GIVEN EXERCISE
Each line containing the word "xlabel" must be reported.

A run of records
-- begin --

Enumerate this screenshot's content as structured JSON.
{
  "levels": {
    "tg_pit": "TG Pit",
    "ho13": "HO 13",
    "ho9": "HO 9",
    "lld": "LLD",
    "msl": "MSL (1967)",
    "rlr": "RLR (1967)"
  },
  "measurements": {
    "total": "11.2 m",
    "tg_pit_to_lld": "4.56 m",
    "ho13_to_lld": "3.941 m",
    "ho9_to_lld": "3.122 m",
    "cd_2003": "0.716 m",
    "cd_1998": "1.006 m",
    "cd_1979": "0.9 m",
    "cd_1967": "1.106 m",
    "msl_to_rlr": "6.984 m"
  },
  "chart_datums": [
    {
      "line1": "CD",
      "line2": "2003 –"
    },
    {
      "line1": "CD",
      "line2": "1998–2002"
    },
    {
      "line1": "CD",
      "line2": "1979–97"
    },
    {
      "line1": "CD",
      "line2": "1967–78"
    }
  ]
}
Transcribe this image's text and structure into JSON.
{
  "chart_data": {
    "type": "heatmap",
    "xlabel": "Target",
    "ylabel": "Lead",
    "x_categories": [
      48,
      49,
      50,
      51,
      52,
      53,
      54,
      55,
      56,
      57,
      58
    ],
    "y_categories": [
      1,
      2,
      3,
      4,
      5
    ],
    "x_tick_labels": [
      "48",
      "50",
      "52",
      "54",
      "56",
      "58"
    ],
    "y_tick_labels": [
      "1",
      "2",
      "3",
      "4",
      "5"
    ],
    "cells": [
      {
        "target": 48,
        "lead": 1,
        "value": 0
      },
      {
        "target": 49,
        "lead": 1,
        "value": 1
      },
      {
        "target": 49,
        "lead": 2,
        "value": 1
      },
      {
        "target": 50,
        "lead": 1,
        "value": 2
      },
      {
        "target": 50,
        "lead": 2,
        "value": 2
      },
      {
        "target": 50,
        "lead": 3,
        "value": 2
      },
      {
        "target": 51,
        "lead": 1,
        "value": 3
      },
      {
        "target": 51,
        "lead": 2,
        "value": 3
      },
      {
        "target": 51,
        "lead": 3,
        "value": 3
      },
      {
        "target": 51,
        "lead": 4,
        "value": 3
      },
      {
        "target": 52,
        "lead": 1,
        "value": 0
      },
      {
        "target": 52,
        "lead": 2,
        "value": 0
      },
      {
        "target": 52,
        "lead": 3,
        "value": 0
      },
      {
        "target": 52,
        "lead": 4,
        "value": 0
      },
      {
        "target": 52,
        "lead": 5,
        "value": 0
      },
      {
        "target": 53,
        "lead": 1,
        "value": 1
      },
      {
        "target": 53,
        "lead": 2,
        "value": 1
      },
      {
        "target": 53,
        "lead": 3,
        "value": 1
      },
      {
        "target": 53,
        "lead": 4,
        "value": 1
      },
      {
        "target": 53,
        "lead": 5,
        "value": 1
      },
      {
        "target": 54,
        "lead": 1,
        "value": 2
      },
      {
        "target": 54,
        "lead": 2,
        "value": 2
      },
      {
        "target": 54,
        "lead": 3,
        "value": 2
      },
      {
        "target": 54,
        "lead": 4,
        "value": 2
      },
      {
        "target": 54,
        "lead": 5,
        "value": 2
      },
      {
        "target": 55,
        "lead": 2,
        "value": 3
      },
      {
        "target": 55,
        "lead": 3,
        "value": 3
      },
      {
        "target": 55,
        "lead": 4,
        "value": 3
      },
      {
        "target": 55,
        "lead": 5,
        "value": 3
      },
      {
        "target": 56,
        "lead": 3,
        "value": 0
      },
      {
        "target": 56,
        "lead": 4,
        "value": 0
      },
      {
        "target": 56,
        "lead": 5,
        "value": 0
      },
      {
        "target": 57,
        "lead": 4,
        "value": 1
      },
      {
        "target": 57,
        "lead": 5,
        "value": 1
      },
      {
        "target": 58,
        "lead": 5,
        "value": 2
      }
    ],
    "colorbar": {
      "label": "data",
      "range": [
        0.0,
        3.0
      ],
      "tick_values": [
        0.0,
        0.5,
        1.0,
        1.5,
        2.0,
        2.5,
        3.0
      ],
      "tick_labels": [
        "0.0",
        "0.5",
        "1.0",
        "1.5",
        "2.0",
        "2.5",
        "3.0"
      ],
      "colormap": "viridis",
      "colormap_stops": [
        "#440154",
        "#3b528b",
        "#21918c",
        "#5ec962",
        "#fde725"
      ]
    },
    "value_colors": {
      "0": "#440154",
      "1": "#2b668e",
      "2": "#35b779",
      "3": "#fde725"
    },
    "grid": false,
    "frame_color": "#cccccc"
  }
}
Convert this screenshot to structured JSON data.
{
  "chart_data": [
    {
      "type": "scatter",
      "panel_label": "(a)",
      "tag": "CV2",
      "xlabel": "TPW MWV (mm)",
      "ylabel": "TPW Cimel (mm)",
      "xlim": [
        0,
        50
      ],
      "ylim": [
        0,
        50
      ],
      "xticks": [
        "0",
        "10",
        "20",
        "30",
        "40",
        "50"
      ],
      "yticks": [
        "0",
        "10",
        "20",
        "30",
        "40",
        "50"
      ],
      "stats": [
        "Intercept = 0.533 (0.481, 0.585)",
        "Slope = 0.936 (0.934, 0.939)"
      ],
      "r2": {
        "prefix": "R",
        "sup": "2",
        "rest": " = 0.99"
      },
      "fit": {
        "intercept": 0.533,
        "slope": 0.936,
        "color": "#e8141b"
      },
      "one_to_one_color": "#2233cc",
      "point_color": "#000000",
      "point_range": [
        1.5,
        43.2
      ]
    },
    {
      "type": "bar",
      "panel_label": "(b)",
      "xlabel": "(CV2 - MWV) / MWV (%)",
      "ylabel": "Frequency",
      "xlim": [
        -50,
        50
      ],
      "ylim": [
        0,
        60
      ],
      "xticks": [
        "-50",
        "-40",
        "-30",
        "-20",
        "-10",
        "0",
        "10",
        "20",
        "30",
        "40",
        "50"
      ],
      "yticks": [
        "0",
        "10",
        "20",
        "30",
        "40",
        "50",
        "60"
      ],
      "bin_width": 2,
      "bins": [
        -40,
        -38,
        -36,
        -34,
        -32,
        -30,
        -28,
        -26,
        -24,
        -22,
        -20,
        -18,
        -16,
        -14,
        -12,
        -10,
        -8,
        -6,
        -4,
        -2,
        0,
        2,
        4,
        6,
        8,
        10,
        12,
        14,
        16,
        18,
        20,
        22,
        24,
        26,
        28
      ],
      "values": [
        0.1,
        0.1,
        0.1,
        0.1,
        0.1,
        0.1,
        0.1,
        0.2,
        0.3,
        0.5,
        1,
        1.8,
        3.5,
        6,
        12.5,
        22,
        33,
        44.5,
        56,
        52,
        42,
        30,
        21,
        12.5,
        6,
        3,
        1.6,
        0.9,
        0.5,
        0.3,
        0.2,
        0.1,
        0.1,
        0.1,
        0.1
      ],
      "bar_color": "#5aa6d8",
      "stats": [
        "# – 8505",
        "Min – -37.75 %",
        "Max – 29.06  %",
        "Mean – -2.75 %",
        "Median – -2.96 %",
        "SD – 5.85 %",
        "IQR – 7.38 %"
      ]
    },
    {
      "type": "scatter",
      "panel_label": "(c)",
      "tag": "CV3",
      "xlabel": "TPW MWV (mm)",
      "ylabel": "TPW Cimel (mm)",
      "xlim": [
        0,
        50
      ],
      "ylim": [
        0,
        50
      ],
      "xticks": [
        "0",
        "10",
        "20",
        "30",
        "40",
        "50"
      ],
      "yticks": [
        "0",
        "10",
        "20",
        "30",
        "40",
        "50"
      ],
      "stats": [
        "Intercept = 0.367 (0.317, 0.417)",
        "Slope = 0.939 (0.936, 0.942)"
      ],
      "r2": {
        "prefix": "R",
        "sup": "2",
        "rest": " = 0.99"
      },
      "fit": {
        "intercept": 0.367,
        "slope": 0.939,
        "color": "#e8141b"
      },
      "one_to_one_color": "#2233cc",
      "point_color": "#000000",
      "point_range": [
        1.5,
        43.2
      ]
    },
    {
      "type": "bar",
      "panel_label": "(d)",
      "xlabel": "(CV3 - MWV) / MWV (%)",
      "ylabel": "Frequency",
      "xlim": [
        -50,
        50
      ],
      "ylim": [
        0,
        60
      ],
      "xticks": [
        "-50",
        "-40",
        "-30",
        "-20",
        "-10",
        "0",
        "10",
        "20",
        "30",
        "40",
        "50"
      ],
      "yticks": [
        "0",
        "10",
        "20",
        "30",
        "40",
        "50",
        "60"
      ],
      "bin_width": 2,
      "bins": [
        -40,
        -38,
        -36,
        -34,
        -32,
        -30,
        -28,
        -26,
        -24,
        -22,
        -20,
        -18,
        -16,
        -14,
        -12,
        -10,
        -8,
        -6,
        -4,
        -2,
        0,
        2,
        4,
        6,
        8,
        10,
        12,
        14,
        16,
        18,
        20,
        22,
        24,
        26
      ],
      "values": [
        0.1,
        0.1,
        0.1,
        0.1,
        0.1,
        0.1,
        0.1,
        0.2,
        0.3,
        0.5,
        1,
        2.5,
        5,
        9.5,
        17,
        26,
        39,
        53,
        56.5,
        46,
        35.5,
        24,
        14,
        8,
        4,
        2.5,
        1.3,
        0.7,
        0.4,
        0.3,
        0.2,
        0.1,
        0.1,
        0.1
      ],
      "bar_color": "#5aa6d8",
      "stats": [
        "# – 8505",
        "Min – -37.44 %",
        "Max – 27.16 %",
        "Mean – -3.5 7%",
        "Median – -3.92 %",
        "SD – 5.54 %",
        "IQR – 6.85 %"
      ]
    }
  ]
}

-- end --

SOLUTION FOR THIS PROBLEM
    "xlabel": "Target",
      "xlabel": "TPW MWV (mm)",
      "xlabel": "(CV2 - MWV) / MWV (%)",
      "xlabel": "TPW MWV (mm)",
      "xlabel": "(CV3 - MWV) / MWV (%)",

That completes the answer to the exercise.